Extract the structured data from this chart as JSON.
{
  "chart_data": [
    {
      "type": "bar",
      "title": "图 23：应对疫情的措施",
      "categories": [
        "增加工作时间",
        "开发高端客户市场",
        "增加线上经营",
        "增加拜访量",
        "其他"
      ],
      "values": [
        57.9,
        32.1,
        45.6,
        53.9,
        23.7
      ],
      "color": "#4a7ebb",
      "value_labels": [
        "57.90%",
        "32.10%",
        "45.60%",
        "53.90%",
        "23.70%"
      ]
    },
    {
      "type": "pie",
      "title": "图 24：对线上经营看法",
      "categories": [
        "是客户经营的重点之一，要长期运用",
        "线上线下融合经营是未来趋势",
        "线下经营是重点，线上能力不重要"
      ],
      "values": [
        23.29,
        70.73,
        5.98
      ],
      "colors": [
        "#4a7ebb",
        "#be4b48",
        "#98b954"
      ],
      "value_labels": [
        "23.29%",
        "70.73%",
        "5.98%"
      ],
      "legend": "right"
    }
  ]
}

**TASK BRIEF**
The entries above must be returned in full, exactly as shown.

**EXERCISE RESPONSE**
Extract the structured data from this chart as JSON.
{
  "chart_data": [
    {
      "type": "bar",
      "title": "图 23：应对疫情的措施",
      "categories": [
        "增加工作时间",
        "开发高端客户市场",
        "增加线上经营",
        "增加拜访量",
        "其他"
      ],
      "values": [
        57.9,
        32.1,
        45.6,
        53.9,
        23.7
      ],
      "color": "#4a7ebb",
      "value_labels": [
        "57.90%",
        "32.10%",
        "45.60%",
        "53.90%",
        "23.70%"
      ]
    },
    {
      "type": "pie",
      "title": "图 24：对线上经营看法",
      "categories": [
        "是客户经营的重点之一，要长期运用",
        "线上线下融合经营是未来趋势",
        "线下经营是重点，线上能力不重要"
      ],
      "values": [
        23.29,
        70.73,
        5.98
      ],
      "colors": [
        "#4a7ebb",
        "#be4b48",
        "#98b954"
      ],
      "value_labels": [
        "23.29%",
        "70.73%",
        "5.98%"
      ],
      "legend": "right"
    }
  ]
}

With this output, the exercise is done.